**What you need to do**
Show all lines holding the string "半湿润地区".

**Material for this task**
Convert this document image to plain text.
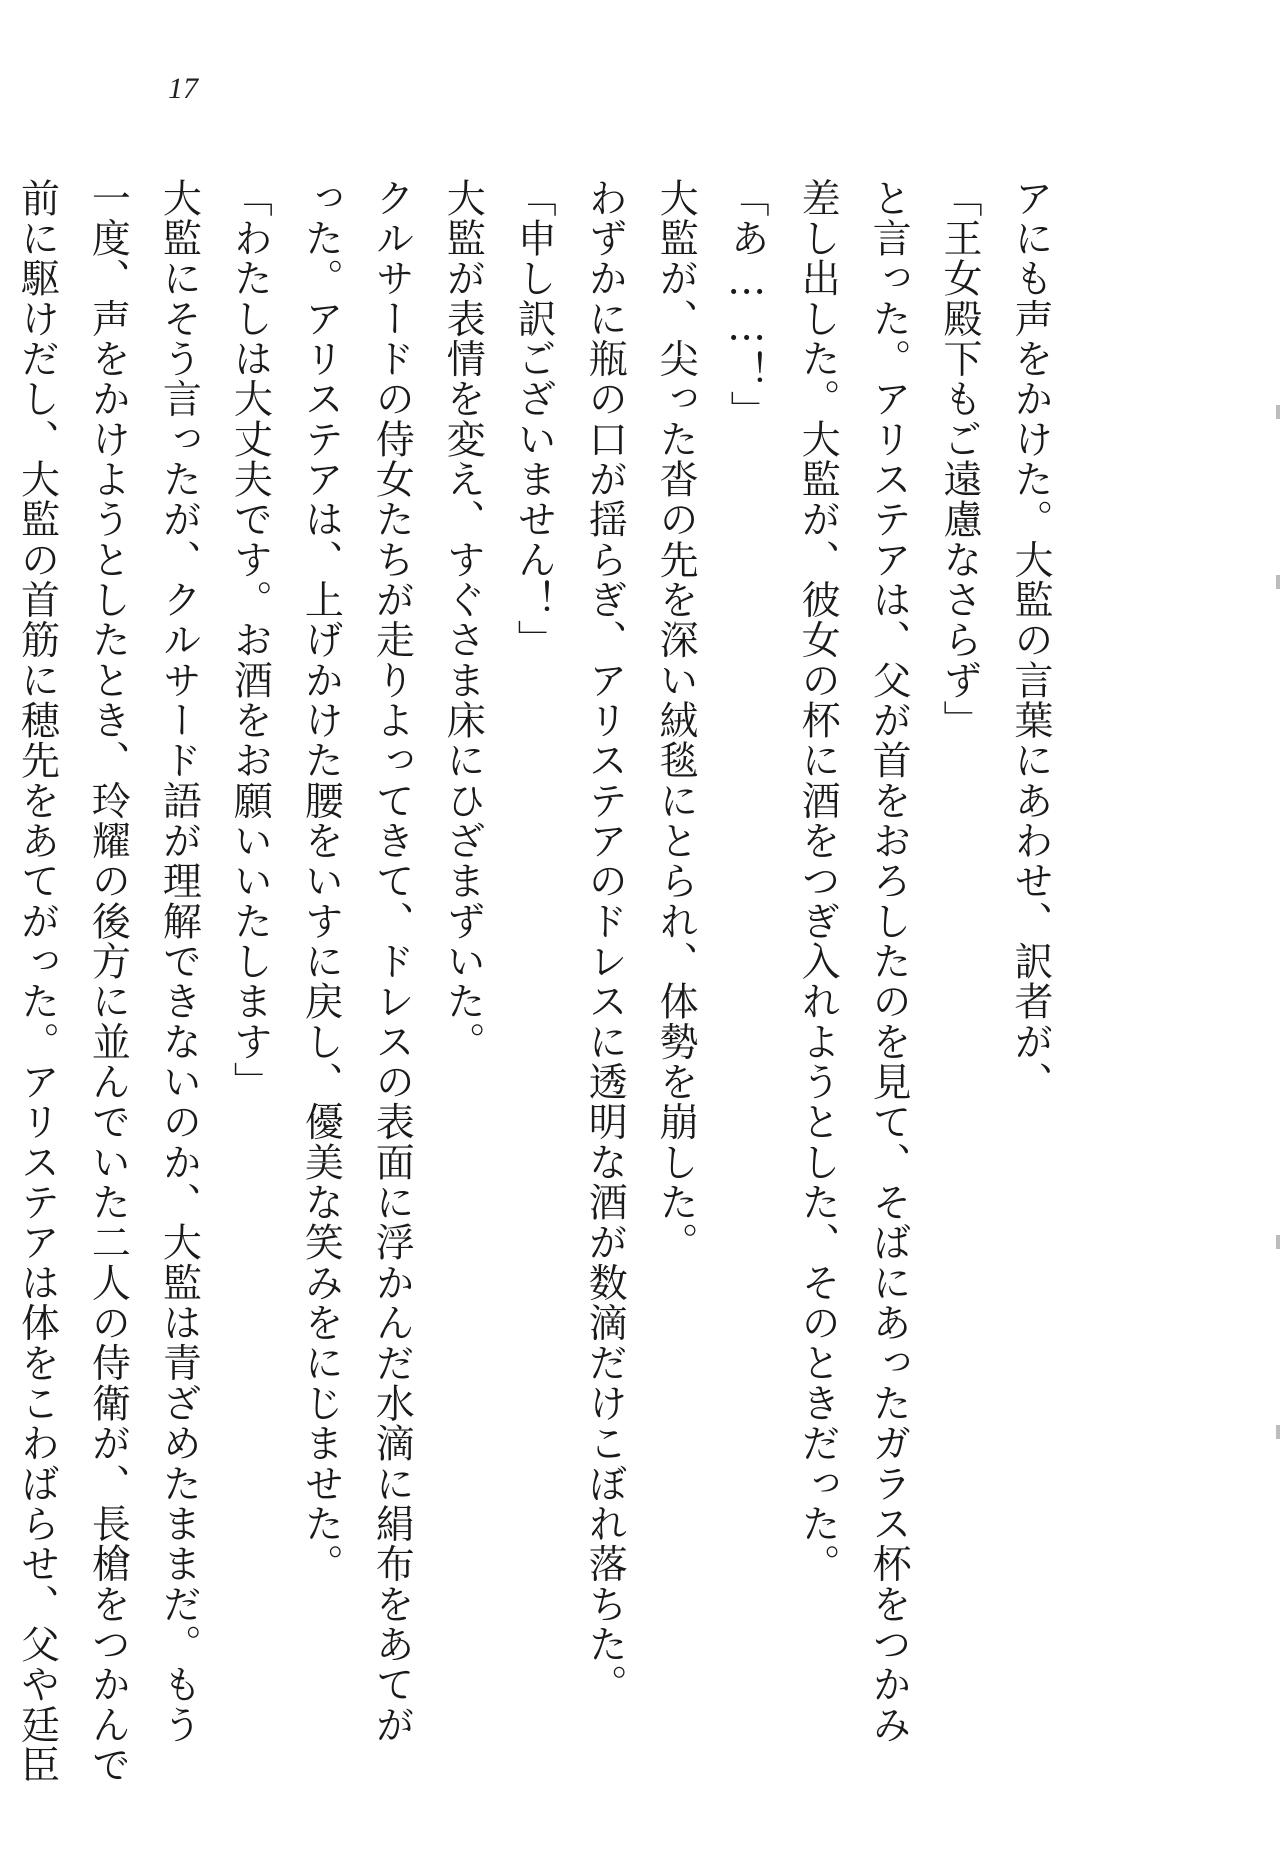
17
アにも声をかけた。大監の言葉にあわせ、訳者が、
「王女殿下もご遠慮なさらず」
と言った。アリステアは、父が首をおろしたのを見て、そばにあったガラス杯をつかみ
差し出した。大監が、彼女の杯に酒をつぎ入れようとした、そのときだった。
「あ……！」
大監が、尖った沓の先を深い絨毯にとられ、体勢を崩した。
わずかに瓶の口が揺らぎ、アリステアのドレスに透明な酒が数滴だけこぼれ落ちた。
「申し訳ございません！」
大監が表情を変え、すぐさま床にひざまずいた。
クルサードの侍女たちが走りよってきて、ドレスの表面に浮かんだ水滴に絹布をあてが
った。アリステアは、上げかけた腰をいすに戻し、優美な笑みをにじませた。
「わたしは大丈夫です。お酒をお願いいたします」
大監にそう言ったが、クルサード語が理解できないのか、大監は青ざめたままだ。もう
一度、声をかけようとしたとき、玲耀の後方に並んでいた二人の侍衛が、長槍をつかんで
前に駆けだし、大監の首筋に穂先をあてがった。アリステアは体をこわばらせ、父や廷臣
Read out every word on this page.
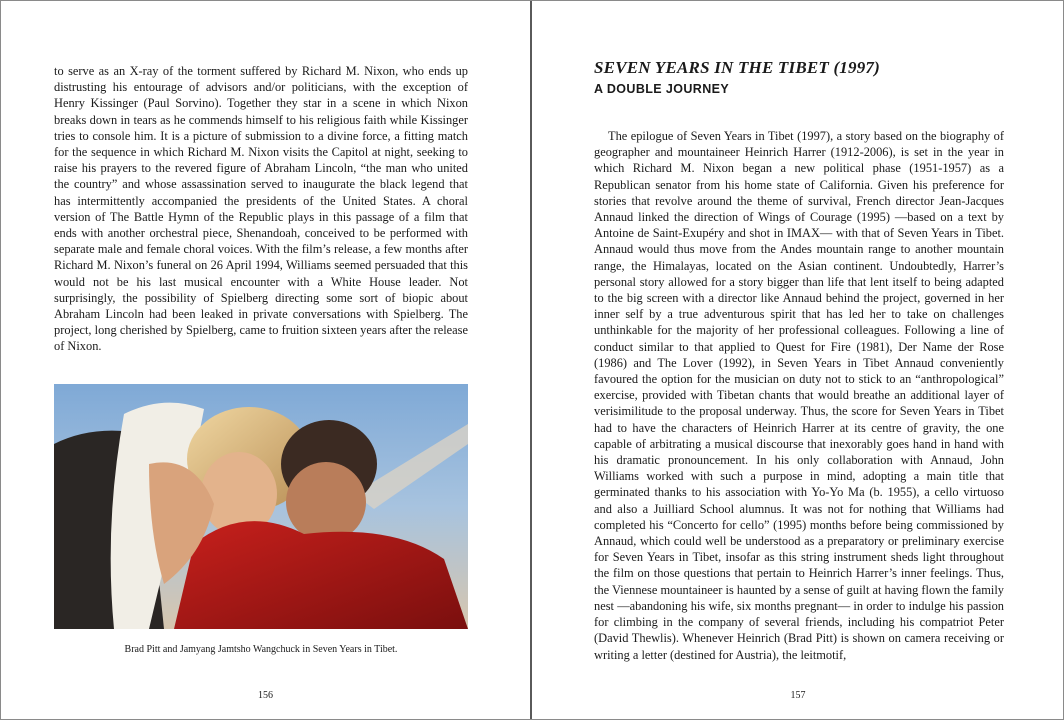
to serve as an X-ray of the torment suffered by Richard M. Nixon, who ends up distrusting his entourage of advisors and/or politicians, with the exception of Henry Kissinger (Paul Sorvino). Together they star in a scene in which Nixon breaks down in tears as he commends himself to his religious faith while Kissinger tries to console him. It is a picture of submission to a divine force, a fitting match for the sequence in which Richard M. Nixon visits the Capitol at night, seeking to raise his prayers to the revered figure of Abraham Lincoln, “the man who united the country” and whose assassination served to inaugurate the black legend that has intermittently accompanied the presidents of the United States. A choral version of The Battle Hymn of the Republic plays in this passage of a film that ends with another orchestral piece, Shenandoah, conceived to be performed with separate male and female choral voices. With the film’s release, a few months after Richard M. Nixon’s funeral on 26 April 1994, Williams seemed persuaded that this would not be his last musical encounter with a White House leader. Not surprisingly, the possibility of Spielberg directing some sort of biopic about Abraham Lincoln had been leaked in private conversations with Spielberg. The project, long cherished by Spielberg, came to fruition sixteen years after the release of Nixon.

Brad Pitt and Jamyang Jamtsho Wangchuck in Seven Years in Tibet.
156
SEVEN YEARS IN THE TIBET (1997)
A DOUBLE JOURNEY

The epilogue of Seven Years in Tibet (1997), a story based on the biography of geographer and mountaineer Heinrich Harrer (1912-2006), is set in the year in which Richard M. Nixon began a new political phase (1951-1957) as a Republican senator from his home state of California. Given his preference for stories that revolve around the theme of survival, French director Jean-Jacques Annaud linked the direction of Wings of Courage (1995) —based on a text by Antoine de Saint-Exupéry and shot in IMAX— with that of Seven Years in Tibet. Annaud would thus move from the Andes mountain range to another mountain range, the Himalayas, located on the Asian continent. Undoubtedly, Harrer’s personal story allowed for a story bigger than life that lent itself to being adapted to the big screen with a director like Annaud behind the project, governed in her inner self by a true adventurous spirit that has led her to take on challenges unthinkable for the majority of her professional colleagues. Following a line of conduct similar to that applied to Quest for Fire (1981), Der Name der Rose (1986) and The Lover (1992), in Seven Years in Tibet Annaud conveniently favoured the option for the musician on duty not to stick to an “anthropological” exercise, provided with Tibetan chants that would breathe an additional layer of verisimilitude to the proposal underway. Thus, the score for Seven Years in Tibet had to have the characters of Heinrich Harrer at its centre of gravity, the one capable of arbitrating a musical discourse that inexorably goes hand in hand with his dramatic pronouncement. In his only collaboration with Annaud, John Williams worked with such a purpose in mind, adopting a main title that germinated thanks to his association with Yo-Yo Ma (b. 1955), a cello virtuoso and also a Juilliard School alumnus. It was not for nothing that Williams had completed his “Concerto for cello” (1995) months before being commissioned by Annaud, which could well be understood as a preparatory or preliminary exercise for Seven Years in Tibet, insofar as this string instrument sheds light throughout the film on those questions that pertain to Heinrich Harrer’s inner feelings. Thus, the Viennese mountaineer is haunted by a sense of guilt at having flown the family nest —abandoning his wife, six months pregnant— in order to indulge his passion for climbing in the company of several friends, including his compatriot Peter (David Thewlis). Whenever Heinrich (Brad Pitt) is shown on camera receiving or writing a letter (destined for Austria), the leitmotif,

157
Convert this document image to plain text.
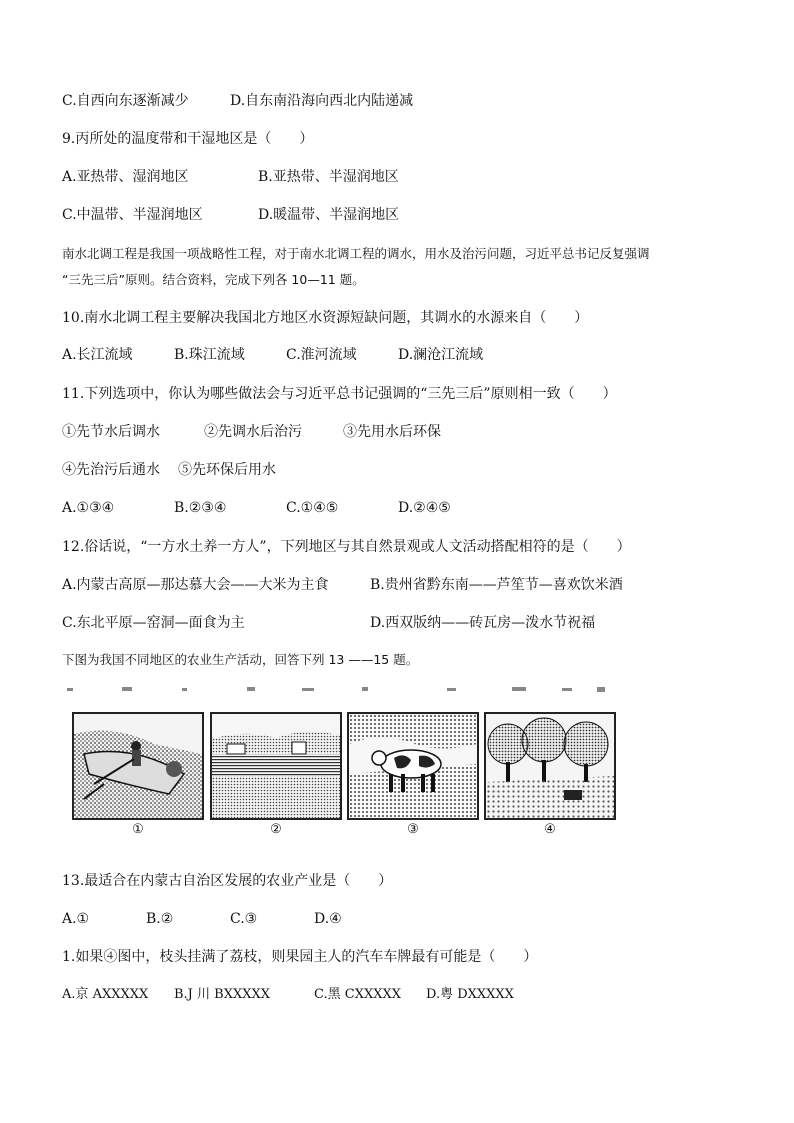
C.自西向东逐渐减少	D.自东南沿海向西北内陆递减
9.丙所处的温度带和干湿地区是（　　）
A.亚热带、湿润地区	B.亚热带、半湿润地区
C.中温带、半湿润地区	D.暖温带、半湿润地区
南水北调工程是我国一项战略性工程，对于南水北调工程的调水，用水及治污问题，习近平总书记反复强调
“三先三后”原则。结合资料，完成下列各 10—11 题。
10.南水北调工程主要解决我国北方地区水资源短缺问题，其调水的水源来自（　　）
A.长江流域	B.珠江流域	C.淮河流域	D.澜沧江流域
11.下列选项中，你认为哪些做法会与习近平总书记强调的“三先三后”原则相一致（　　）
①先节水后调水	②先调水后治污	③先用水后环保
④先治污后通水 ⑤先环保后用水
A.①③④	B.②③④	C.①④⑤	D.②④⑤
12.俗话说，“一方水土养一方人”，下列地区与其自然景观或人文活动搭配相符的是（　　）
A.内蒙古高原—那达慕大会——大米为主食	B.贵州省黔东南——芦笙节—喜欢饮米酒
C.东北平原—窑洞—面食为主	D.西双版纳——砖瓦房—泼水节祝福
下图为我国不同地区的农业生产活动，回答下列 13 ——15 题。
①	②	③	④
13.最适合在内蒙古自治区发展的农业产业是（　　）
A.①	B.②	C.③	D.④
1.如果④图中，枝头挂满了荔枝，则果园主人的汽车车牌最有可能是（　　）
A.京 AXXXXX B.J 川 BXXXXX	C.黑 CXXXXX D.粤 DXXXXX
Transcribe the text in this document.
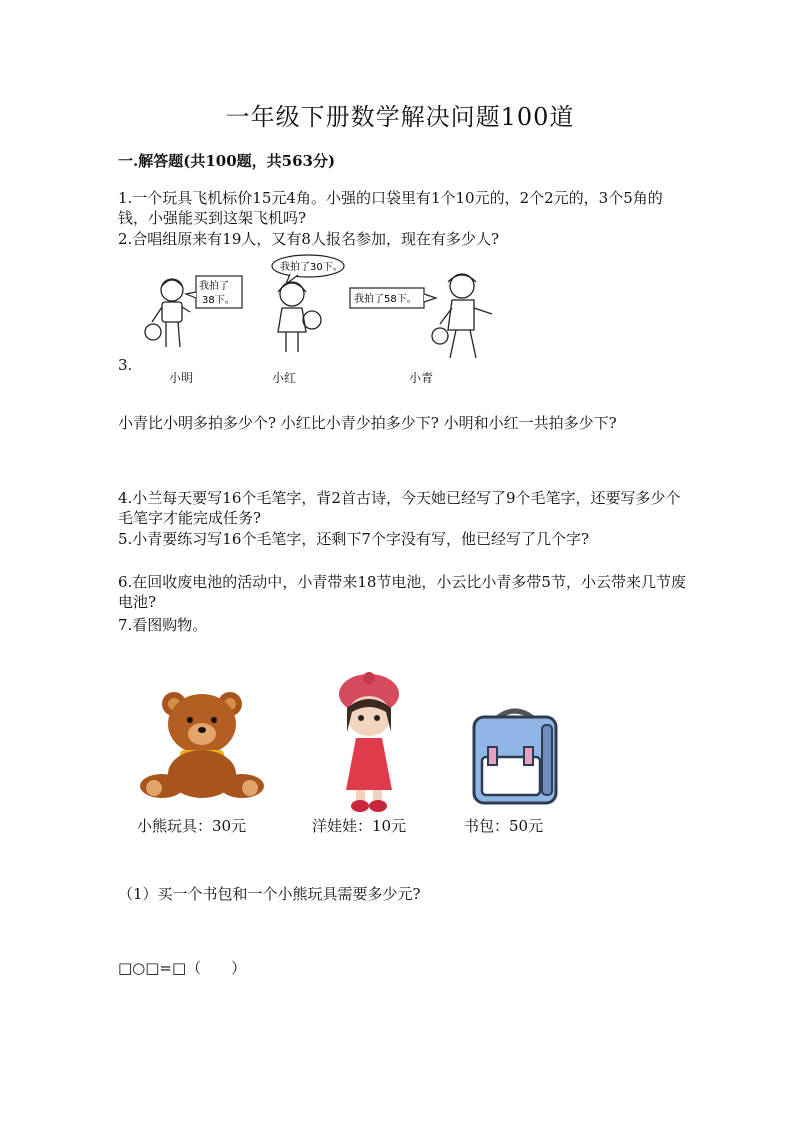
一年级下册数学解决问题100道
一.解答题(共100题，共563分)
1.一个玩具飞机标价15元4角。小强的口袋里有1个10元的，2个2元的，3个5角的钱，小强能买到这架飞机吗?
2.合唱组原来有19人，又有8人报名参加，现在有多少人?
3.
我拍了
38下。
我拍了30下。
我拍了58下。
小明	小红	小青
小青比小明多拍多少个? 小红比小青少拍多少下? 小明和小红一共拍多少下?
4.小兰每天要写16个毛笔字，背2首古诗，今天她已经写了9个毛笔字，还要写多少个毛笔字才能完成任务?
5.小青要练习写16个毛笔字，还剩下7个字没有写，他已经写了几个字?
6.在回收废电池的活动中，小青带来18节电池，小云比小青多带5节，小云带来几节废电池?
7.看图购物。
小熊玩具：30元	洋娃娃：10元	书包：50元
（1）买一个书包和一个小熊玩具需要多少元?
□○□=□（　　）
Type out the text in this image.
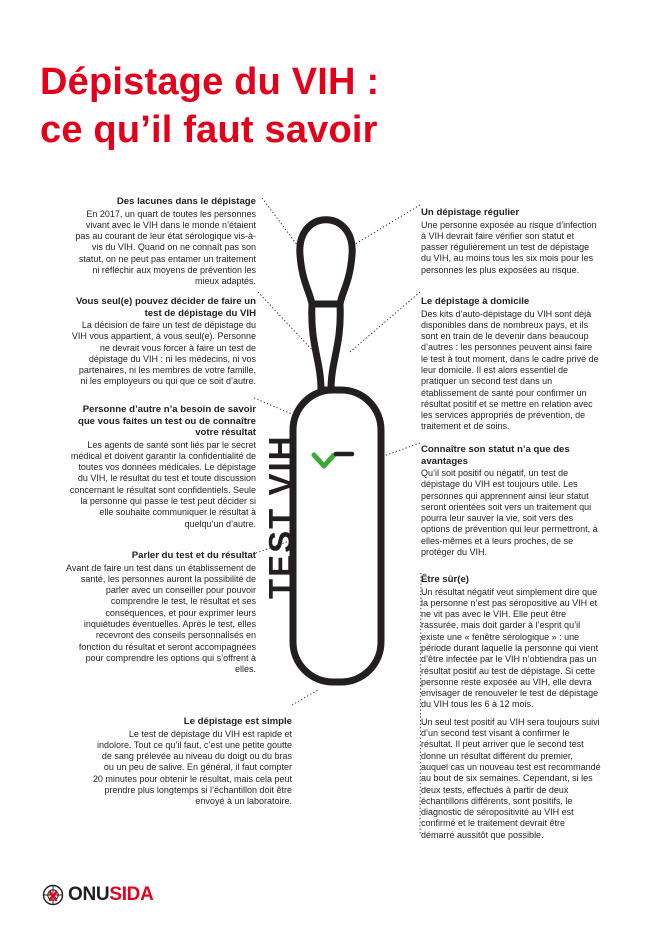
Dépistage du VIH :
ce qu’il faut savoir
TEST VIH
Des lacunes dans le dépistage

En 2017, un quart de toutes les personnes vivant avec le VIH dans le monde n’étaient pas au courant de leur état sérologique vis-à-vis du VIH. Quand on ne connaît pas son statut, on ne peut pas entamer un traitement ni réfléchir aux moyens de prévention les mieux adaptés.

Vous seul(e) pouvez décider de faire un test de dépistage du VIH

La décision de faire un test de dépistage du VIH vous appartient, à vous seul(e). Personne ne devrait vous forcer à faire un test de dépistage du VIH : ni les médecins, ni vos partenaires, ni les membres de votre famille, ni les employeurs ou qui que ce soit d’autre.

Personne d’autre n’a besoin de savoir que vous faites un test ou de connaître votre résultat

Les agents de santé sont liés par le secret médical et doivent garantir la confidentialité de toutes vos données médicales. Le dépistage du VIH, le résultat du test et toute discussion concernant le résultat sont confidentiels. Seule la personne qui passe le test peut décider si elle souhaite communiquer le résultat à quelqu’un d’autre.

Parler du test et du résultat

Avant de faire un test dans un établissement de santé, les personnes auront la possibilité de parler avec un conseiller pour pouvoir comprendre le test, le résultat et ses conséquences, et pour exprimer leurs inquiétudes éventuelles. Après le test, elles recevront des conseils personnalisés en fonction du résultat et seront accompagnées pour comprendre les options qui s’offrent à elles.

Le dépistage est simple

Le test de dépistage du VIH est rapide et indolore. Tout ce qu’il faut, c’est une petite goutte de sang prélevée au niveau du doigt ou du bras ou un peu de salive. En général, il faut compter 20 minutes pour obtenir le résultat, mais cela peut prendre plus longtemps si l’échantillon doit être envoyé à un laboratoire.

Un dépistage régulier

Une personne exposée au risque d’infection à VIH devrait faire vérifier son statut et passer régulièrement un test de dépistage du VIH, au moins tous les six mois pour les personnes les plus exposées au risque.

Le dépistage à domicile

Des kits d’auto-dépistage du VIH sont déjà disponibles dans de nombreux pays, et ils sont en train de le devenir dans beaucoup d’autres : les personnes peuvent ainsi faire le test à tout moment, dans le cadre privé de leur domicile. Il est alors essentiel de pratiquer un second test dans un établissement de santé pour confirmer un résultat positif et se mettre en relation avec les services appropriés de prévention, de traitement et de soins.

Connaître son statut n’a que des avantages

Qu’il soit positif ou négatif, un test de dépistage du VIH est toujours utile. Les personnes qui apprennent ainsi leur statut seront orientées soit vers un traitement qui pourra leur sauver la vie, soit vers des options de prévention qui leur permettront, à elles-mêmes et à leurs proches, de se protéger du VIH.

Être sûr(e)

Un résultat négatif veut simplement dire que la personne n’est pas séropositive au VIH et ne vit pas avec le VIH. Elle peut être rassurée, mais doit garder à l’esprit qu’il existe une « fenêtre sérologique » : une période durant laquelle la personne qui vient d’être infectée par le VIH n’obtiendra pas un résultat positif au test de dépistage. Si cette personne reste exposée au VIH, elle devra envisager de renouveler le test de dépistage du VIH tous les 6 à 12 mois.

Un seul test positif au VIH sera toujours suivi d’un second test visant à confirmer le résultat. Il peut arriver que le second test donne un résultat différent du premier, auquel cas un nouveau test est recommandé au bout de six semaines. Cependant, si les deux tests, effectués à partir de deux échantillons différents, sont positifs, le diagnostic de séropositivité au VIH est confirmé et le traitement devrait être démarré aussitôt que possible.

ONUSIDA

**Response to the exercise**
A.亚热带、湿润地区	B.亚热带、半湿润地区
C.中温带、半湿润地区	D.暖温带、半湿润地区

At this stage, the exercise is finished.